§ **WORK ORDER A**:
Answer these three questions using the Powell passage, one answer per line:
(i) In what year did the museum mount the Winslow Homer retrospective?
(ii) How much money did Powell order used to reopen the Vermeer exhibit, and from which fund?
(iii) Who nominated Powell to the National Council on the Arts in June 2002?
§ **WORK ORDER B**: Please rewrite the Powell passage from "Powell has also" up to and including "Art Sculpture Garden.", updating "federal budget" to "spending bill".

Powell has also had numerous and notable successes as NGA director. In 1995, the museum mounted the first comprehensive retrospective of the work of American painter Winslow Homer in 25 years. It also hosted an exhibit of nearly all the works of 17th century Dutch painter Johannes Vermeer. The Vermeer exhibit was shuttered three times in November and December 1995 when the federal government shut down after President Bill Clinton and the United States Congress were unable to reach agreement on a federal budget. Powell ordered that $30,000 from the NGA's Fund for International Exchange be used to reopen the Vermeer exhibit (but no other parts of the National Gallery of Art) for one week. In 1997, Powell presided over the ground-breaking for the National Gallery of Art Sculpture Garden.

==Other posts, writing, and honors==
In June 2002, President George W. Bush nominated and the United States Senate approved Powell for a position as a member of the National Council on the Arts, an advisory panel for the National Endowment for the Arts. Powell filled an unexpired six-year term which would end on September 3, 2006. But Powell resigned the position in late 2003.

§ **DATASET ENTRIES**:

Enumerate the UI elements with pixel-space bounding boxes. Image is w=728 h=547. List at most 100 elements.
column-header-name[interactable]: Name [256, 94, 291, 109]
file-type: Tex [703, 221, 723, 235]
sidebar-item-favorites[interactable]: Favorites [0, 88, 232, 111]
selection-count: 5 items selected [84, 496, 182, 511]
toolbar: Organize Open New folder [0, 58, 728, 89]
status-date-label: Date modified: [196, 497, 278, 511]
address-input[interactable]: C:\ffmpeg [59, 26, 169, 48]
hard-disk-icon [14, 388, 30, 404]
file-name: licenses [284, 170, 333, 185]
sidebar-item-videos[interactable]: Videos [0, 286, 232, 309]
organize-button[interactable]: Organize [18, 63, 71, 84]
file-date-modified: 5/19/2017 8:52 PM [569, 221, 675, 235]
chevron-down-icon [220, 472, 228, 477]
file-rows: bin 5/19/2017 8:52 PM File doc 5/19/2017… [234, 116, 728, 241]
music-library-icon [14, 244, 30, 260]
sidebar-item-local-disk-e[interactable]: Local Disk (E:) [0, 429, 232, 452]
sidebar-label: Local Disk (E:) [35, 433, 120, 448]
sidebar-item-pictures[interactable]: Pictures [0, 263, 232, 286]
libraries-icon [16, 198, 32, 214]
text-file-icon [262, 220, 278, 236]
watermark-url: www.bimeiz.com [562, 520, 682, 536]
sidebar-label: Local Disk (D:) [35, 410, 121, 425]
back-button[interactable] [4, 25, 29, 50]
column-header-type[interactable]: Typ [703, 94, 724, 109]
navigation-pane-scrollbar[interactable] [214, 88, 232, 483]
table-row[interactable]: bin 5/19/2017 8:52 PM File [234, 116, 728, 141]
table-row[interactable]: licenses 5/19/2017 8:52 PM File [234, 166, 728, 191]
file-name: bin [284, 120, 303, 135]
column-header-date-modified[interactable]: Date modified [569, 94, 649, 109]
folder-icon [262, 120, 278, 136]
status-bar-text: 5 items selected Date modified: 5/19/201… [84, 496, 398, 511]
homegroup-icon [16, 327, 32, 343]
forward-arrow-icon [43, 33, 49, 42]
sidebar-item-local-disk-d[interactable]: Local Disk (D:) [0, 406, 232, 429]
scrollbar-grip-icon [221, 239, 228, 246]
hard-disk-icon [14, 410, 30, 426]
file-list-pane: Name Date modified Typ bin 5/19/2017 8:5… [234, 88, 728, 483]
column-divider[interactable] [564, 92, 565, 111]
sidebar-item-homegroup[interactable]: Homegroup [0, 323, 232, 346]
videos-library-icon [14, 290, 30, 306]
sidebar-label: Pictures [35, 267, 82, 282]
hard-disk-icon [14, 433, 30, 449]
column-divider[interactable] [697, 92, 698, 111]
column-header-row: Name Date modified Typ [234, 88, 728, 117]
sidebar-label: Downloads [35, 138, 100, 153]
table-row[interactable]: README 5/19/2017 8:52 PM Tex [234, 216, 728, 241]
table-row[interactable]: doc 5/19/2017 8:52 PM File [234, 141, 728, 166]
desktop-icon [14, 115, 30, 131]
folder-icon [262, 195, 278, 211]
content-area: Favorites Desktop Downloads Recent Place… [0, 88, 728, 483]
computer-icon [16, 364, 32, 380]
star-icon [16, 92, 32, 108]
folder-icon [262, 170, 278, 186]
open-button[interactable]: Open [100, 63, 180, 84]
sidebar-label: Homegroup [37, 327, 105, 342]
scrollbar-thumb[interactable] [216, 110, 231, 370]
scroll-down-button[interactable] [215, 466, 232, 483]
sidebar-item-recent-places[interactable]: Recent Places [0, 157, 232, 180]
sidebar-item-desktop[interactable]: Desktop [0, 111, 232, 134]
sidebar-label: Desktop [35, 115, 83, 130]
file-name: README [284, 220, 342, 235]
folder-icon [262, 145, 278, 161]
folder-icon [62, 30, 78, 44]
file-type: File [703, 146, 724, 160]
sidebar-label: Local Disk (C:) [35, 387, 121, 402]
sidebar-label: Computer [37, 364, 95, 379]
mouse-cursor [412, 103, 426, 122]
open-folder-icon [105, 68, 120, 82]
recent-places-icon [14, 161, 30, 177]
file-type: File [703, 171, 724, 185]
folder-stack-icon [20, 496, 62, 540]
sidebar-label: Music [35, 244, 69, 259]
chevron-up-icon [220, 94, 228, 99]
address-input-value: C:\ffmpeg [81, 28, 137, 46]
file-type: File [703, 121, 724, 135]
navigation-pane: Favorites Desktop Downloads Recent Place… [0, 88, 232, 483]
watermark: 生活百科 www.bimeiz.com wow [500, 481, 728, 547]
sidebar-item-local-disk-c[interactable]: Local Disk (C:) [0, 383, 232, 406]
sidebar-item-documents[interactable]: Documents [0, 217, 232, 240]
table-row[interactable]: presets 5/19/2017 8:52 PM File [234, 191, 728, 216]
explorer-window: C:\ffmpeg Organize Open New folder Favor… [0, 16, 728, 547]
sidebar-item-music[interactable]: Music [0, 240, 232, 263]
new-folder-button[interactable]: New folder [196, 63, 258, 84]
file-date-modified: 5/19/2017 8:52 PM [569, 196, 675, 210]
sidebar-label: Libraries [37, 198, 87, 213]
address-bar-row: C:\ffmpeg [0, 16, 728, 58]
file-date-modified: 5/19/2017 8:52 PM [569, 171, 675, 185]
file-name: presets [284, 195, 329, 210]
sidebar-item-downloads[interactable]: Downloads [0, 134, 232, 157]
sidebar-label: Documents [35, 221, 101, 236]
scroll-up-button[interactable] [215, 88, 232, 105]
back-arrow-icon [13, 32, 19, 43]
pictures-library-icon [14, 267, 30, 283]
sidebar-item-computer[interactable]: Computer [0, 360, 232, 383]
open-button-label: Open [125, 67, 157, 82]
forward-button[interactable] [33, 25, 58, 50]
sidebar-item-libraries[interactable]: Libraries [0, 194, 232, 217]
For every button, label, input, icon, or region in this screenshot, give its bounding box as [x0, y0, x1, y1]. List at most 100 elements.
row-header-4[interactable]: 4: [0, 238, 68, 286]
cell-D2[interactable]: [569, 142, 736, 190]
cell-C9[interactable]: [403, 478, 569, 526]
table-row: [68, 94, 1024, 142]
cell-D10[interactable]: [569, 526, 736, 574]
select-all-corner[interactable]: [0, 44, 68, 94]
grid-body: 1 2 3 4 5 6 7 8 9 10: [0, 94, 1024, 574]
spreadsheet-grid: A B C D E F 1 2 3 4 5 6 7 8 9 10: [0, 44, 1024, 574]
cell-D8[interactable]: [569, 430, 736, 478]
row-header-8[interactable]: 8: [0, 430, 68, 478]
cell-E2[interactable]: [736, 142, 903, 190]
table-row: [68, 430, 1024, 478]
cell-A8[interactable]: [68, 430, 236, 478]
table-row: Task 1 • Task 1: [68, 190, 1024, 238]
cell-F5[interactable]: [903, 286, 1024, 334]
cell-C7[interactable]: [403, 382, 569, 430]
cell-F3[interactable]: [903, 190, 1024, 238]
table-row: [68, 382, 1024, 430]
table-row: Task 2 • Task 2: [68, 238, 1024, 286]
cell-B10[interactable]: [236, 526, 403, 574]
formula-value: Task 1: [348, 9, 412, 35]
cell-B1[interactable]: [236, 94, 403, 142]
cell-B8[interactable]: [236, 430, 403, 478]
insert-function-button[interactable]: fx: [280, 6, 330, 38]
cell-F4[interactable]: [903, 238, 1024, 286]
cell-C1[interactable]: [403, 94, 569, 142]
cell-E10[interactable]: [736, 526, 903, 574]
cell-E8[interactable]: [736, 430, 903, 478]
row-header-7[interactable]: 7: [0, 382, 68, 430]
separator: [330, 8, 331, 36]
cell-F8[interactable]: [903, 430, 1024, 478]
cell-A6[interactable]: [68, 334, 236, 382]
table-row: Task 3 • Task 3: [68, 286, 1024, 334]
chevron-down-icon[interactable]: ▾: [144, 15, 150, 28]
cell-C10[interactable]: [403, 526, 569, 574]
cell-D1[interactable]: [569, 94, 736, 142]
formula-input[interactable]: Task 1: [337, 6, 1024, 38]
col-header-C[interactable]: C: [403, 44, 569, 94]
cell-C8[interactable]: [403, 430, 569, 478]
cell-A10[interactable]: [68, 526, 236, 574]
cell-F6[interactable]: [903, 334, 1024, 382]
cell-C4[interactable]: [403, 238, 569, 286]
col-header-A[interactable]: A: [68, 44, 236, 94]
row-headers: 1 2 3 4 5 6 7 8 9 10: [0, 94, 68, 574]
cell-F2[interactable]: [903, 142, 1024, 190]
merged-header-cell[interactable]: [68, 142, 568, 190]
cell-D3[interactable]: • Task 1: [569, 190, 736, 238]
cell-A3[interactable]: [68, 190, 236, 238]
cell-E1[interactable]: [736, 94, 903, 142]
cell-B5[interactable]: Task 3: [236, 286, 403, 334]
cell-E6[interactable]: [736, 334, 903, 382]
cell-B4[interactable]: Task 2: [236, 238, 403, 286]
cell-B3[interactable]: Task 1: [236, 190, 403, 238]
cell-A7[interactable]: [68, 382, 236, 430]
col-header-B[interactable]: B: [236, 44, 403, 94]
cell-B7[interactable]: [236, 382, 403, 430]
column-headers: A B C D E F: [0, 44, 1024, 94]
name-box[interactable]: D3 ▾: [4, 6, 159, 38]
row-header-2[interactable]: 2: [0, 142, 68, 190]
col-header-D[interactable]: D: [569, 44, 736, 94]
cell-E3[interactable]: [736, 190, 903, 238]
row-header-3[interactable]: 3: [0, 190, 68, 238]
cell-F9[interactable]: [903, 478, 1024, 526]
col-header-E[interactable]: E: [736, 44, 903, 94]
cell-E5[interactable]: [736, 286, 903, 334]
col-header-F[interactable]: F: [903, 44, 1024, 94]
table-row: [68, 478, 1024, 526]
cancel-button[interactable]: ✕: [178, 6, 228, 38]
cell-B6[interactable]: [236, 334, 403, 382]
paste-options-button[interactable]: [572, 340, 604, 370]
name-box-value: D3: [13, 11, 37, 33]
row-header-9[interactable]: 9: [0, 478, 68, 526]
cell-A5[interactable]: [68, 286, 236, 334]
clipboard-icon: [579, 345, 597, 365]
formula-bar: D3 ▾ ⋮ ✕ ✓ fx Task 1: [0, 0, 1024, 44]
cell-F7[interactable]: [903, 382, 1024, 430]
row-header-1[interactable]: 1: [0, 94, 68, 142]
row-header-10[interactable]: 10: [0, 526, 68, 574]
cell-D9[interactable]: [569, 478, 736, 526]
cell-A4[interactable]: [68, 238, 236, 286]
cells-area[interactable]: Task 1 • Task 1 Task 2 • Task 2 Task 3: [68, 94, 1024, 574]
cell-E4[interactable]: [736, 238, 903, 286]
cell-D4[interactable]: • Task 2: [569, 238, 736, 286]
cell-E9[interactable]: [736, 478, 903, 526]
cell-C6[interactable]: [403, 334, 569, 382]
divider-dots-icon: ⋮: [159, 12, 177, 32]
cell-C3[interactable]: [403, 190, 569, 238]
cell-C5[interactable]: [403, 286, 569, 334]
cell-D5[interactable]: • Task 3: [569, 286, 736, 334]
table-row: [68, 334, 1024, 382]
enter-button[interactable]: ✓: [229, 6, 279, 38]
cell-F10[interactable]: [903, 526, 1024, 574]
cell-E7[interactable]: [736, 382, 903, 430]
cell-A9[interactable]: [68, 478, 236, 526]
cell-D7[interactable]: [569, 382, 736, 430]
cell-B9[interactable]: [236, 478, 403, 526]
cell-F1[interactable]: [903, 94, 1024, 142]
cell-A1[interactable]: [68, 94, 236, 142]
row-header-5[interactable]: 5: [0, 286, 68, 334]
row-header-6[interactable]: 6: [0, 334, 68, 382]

§ **EXPECTED OUTPUT A**:
(i) 1995
(ii) $30,000, from the NGA's Fund for International Exchange
(iii) President George W. Bush

§ **EXPECTED OUTPUT B**:
Powell has also had numerous and notable successes as NGA director. In 1995, the museum mounted the first comprehensive retrospective of the work of American painter Winslow Homer in 25 years. It also hosted an exhibit of nearly all the works of 17th century Dutch painter Johannes Vermeer. The Vermeer exhibit was shuttered three times in November and December 1995 when the federal government shut down after President Bill Clinton and the United States Congress were unable to reach agreement on a spending bill. Powell ordered that $30,000 from the NGA's Fund for International Exchange be used to reopen the Vermeer exhibit (but no other parts of the National Gallery of Art) for one week. In 1997, Powell presided over the ground-breaking for the National Gallery of Art Sculpture Garden.